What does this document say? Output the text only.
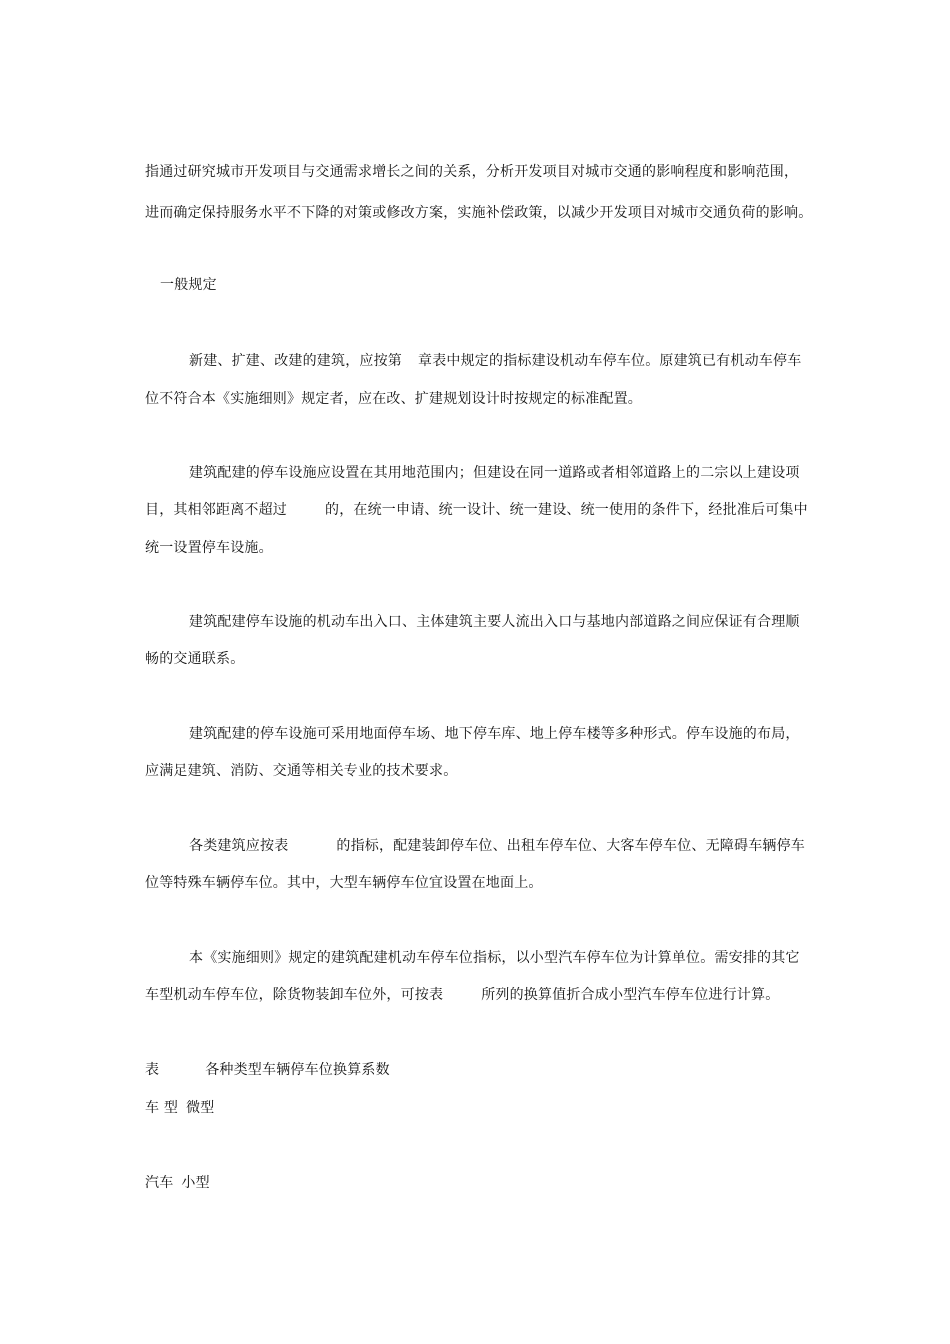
指通过研究城市开发项目与交通需求增长之间的关系，分析开发项目对城市交通的影响程度和影响范围，
进而确定保持服务水平不下降的对策或修改方案，实施补偿政策，以减少开发项目对城市交通负荷的影响。
一般规定
新建、扩建、改建的建筑，应按第 章表中规定的指标建设机动车停车位。原建筑已有机动车停车
位不符合本《实施细则》规定者，应在改、扩建规划设计时按规定的标准配置。
建筑配建的停车设施应设置在其用地范围内；但建设在同一道路或者相邻道路上的二宗以上建设项
目，其相邻距离不超过	的，在统一申请、统一设计、统一建设、统一使用的条件下，经批准后可集中
统一设置停车设施。
建筑配建停车设施的机动车出入口、主体建筑主要人流出入口与基地内部道路之间应保证有合理顺
畅的交通联系。
建筑配建的停车设施可采用地面停车场、地下停车库、地上停车楼等多种形式。停车设施的布局，
应满足建筑、消防、交通等相关专业的技术要求。
各类建筑应按表	的指标，配建装卸停车位、出租车停车位、大客车停车位、无障碍车辆停车
位等特殊车辆停车位。其中，大型车辆停车位宜设置在地面上。
本《实施细则》规定的建筑配建机动车停车位指标，以小型汽车停车位为计算单位。需安排的其它
车型机动车停车位，除货物装卸车位外，可按表	所列的换算值折合成小型汽车停车位进行计算。
表	各种类型车辆停车位换算系数
车 型 微型
汽车 小型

EXERCISE DESCRIPTION: Set down all the entries exactly as they appear, but skip any pictures.

COMPLETE ANSWER:
What does this document say? Output the text only.
指通过研究城市开发项目与交通需求增长之间的关系，分析开发项目对城市交通的影响程度和影响范围，
进而确定保持服务水平不下降的对策或修改方案，实施补偿政策，以减少开发项目对城市交通负荷的影响。
一般规定
新建、扩建、改建的建筑，应按第 章表中规定的指标建设机动车停车位。原建筑已有机动车停车
位不符合本《实施细则》规定者，应在改、扩建规划设计时按规定的标准配置。
建筑配建的停车设施应设置在其用地范围内；但建设在同一道路或者相邻道路上的二宗以上建设项
目，其相邻距离不超过	的，在统一申请、统一设计、统一建设、统一使用的条件下，经批准后可集中
统一设置停车设施。
建筑配建停车设施的机动车出入口、主体建筑主要人流出入口与基地内部道路之间应保证有合理顺
畅的交通联系。
建筑配建的停车设施可采用地面停车场、地下停车库、地上停车楼等多种形式。停车设施的布局，
应满足建筑、消防、交通等相关专业的技术要求。
各类建筑应按表	的指标，配建装卸停车位、出租车停车位、大客车停车位、无障碍车辆停车
位等特殊车辆停车位。其中，大型车辆停车位宜设置在地面上。
本《实施细则》规定的建筑配建机动车停车位指标，以小型汽车停车位为计算单位。需安排的其它
车型机动车停车位，除货物装卸车位外，可按表	所列的换算值折合成小型汽车停车位进行计算。
表	各种类型车辆停车位换算系数
车 型 微型
汽车 小型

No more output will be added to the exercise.